[Entries from a dataset]
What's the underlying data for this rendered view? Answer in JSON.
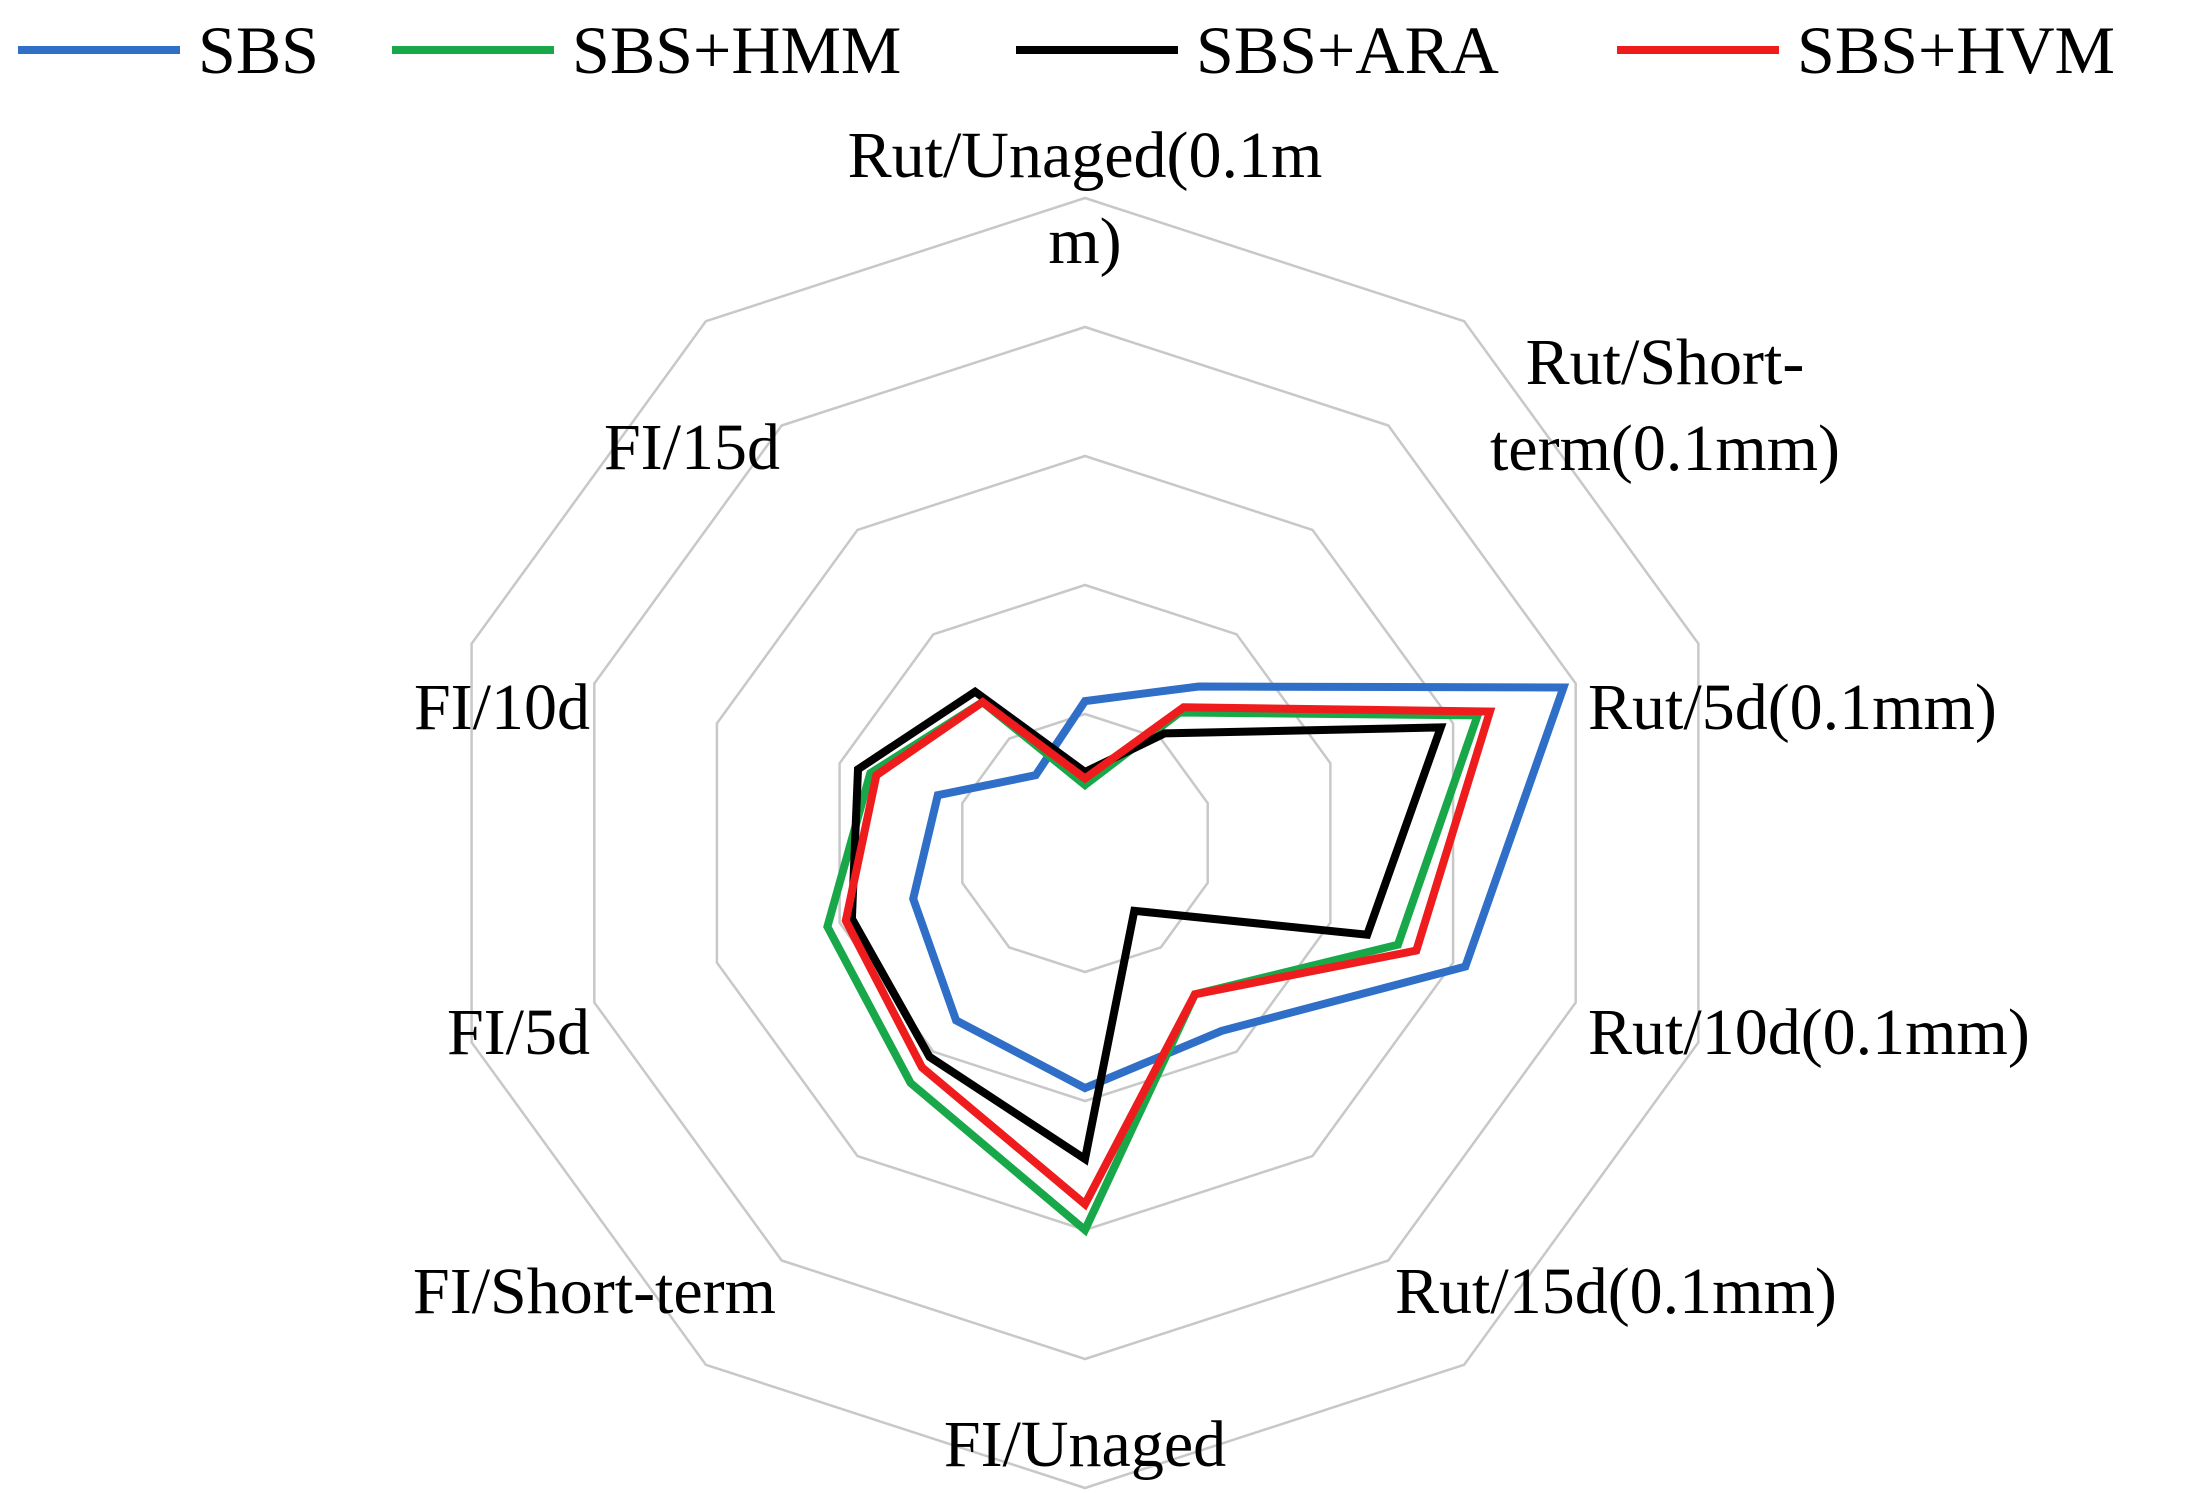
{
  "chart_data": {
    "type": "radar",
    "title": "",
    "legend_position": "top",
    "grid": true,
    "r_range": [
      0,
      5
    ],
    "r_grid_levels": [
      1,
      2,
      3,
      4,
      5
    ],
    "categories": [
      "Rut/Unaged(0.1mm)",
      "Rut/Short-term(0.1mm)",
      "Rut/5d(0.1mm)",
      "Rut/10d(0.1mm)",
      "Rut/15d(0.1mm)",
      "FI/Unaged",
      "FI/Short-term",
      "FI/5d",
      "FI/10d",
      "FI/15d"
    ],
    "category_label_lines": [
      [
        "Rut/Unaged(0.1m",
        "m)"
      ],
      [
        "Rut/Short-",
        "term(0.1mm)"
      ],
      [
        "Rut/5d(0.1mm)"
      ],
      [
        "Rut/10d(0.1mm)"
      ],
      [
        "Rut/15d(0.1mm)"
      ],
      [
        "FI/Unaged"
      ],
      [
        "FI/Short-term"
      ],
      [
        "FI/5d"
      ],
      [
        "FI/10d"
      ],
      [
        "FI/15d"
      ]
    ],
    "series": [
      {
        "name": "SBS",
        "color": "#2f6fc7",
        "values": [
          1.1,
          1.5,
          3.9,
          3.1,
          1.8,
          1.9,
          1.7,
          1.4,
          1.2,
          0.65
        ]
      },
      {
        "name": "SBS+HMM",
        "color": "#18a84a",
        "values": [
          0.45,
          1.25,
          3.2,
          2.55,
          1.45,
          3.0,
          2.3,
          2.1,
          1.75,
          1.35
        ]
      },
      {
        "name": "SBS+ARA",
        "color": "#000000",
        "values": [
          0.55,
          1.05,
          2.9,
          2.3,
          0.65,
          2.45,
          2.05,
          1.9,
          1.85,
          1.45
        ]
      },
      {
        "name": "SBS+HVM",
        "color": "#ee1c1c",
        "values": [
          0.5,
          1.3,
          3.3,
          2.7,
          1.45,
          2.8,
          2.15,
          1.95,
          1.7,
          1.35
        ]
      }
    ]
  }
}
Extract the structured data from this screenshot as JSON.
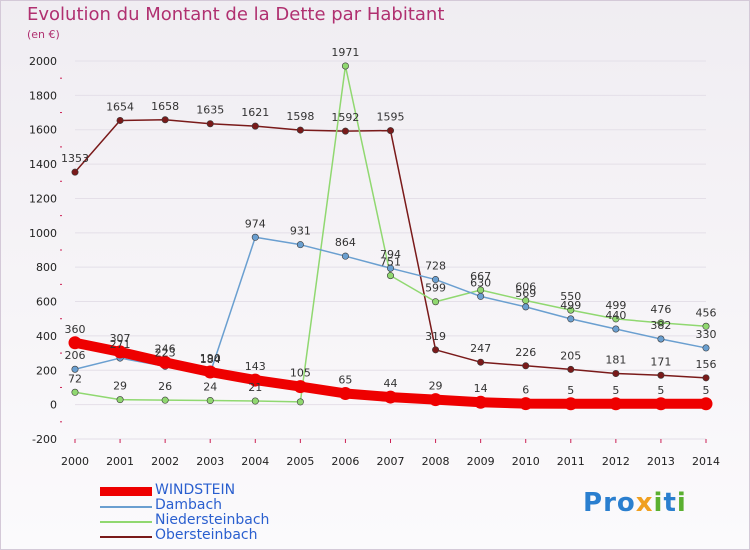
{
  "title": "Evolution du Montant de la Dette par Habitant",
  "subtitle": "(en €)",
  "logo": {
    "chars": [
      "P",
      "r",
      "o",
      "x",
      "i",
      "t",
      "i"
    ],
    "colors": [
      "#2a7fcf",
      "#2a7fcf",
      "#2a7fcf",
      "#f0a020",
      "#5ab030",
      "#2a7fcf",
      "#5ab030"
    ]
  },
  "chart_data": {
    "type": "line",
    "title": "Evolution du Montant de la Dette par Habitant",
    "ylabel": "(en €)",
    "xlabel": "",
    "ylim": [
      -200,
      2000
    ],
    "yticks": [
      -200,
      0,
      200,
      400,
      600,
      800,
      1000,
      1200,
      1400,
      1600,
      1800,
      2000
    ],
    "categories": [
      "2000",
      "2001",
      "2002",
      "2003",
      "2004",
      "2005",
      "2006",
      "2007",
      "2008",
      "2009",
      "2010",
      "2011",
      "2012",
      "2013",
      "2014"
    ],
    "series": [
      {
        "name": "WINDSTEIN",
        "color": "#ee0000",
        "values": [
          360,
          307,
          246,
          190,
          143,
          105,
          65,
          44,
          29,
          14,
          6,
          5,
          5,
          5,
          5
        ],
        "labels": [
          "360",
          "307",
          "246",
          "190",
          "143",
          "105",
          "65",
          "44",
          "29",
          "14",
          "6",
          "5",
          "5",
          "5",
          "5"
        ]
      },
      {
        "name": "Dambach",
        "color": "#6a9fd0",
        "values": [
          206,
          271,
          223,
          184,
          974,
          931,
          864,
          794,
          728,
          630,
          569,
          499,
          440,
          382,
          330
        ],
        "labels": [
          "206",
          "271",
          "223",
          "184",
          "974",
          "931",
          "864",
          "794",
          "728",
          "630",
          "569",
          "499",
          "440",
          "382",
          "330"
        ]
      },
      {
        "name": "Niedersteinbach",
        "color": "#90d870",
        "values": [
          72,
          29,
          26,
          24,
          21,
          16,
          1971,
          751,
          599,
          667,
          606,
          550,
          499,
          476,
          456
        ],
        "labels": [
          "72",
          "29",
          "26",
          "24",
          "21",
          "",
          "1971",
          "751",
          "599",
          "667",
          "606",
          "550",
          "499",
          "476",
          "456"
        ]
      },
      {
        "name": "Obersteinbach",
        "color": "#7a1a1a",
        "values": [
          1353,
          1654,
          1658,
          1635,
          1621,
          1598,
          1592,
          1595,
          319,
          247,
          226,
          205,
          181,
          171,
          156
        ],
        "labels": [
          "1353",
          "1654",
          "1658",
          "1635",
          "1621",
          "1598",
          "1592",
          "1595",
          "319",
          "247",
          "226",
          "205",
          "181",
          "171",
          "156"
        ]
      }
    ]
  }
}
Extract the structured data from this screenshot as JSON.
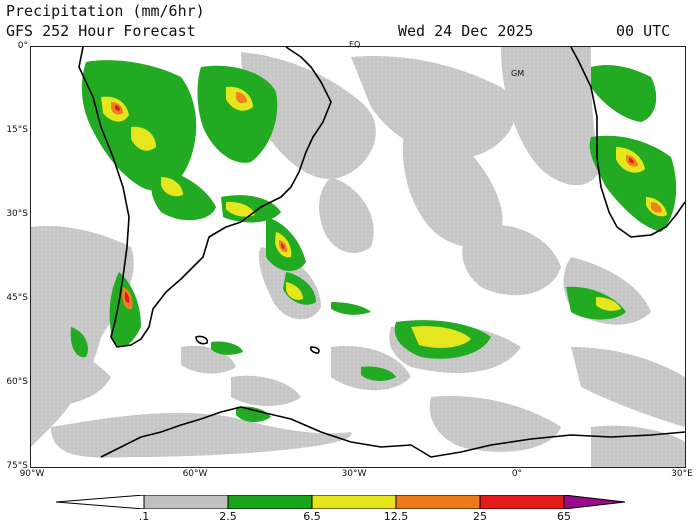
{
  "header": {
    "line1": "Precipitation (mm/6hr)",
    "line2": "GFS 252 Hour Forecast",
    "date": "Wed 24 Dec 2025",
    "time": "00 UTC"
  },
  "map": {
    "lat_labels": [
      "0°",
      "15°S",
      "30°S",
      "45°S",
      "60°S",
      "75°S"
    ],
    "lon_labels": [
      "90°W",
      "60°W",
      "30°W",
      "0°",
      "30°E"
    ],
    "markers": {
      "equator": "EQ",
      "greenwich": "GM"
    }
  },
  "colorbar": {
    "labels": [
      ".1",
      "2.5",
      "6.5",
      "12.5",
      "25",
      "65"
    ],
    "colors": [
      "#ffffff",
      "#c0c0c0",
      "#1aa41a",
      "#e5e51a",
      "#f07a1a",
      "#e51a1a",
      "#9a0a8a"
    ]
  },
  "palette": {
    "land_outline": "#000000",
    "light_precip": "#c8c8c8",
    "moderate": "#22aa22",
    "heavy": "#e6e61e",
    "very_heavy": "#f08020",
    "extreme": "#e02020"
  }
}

EXERCISE AIM:
Omit every picture while copying the listing above exactly.

SOLUTION:
What's the underlying data for this rendered view? Answer in JSON.
{
  "chart_data": {
    "type": "radar",
    "title": "",
    "legend_position": "top",
    "grid": true,
    "r_range": [
      0,
      5
    ],
    "r_grid_levels": [
      1,
      2,
      3,
      4,
      5
    ],
    "categories": [
      "Rut/Unaged(0.1mm)",
      "Rut/Short-term(0.1mm)",
      "Rut/5d(0.1mm)",
      "Rut/10d(0.1mm)",
      "Rut/15d(0.1mm)",
      "FI/Unaged",
      "FI/Short-term",
      "FI/5d",
      "FI/10d",
      "FI/15d"
    ],
    "category_label_lines": [
      [
        "Rut/Unaged(0.1m",
        "m)"
      ],
      [
        "Rut/Short-",
        "term(0.1mm)"
      ],
      [
        "Rut/5d(0.1mm)"
      ],
      [
        "Rut/10d(0.1mm)"
      ],
      [
        "Rut/15d(0.1mm)"
      ],
      [
        "FI/Unaged"
      ],
      [
        "FI/Short-term"
      ],
      [
        "FI/5d"
      ],
      [
        "FI/10d"
      ],
      [
        "FI/15d"
      ]
    ],
    "series": [
      {
        "name": "SBS",
        "color": "#2f6fc7",
        "values": [
          1.1,
          1.5,
          3.9,
          3.1,
          1.8,
          1.9,
          1.7,
          1.4,
          1.2,
          0.65
        ]
      },
      {
        "name": "SBS+HMM",
        "color": "#18a84a",
        "values": [
          0.45,
          1.25,
          3.2,
          2.55,
          1.45,
          3.0,
          2.3,
          2.1,
          1.75,
          1.35
        ]
      },
      {
        "name": "SBS+ARA",
        "color": "#000000",
        "values": [
          0.55,
          1.05,
          2.9,
          2.3,
          0.65,
          2.45,
          2.05,
          1.9,
          1.85,
          1.45
        ]
      },
      {
        "name": "SBS+HVM",
        "color": "#ee1c1c",
        "values": [
          0.5,
          1.3,
          3.3,
          2.7,
          1.45,
          2.8,
          2.15,
          1.95,
          1.7,
          1.35
        ]
      }
    ]
  }
}
Extract the structured data from this screenshot as JSON.
{
  "title": "Evolution du Montant de la Dette par Habitant",
  "subtitle": "(en €)",
  "logo": {
    "chars": [
      "P",
      "r",
      "o",
      "x",
      "i",
      "t",
      "i"
    ],
    "colors": [
      "#2a7fcf",
      "#2a7fcf",
      "#2a7fcf",
      "#f0a020",
      "#5ab030",
      "#2a7fcf",
      "#5ab030"
    ]
  },
  "chart_data": {
    "type": "line",
    "title": "Evolution du Montant de la Dette par Habitant",
    "ylabel": "(en €)",
    "xlabel": "",
    "ylim": [
      -200,
      2000
    ],
    "yticks": [
      -200,
      0,
      200,
      400,
      600,
      800,
      1000,
      1200,
      1400,
      1600,
      1800,
      2000
    ],
    "categories": [
      "2000",
      "2001",
      "2002",
      "2003",
      "2004",
      "2005",
      "2006",
      "2007",
      "2008",
      "2009",
      "2010",
      "2011",
      "2012",
      "2013",
      "2014"
    ],
    "series": [
      {
        "name": "WINDSTEIN",
        "color": "#ee0000",
        "values": [
          360,
          307,
          246,
          190,
          143,
          105,
          65,
          44,
          29,
          14,
          6,
          5,
          5,
          5,
          5
        ],
        "labels": [
          "360",
          "307",
          "246",
          "190",
          "143",
          "105",
          "65",
          "44",
          "29",
          "14",
          "6",
          "5",
          "5",
          "5",
          "5"
        ]
      },
      {
        "name": "Dambach",
        "color": "#6a9fd0",
        "values": [
          206,
          271,
          223,
          184,
          974,
          931,
          864,
          794,
          728,
          630,
          569,
          499,
          440,
          382,
          330
        ],
        "labels": [
          "206",
          "271",
          "223",
          "184",
          "974",
          "931",
          "864",
          "794",
          "728",
          "630",
          "569",
          "499",
          "440",
          "382",
          "330"
        ]
      },
      {
        "name": "Niedersteinbach",
        "color": "#90d870",
        "values": [
          72,
          29,
          26,
          24,
          21,
          16,
          1971,
          751,
          599,
          667,
          606,
          550,
          499,
          476,
          456
        ],
        "labels": [
          "72",
          "29",
          "26",
          "24",
          "21",
          "",
          "1971",
          "751",
          "599",
          "667",
          "606",
          "550",
          "499",
          "476",
          "456"
        ]
      },
      {
        "name": "Obersteinbach",
        "color": "#7a1a1a",
        "values": [
          1353,
          1654,
          1658,
          1635,
          1621,
          1598,
          1592,
          1595,
          319,
          247,
          226,
          205,
          181,
          171,
          156
        ],
        "labels": [
          "1353",
          "1654",
          "1658",
          "1635",
          "1621",
          "1598",
          "1592",
          "1595",
          "319",
          "247",
          "226",
          "205",
          "181",
          "171",
          "156"
        ]
      }
    ]
  }
}
Extract the structured data from this screenshot as JSON.
{
  "header": {
    "line1": "Precipitation (mm/6hr)",
    "line2": "GFS 252 Hour Forecast",
    "date": "Wed 24 Dec 2025",
    "time": "00 UTC"
  },
  "map": {
    "lat_labels": [
      "0°",
      "15°S",
      "30°S",
      "45°S",
      "60°S",
      "75°S"
    ],
    "lon_labels": [
      "90°W",
      "60°W",
      "30°W",
      "0°",
      "30°E"
    ],
    "markers": {
      "equator": "EQ",
      "greenwich": "GM"
    }
  },
  "colorbar": {
    "labels": [
      ".1",
      "2.5",
      "6.5",
      "12.5",
      "25",
      "65"
    ],
    "colors": [
      "#ffffff",
      "#c0c0c0",
      "#1aa41a",
      "#e5e51a",
      "#f07a1a",
      "#e51a1a",
      "#9a0a8a"
    ]
  },
  "palette": {
    "land_outline": "#000000",
    "light_precip": "#c8c8c8",
    "moderate": "#22aa22",
    "heavy": "#e6e61e",
    "very_heavy": "#f08020",
    "extreme": "#e02020"
  }
}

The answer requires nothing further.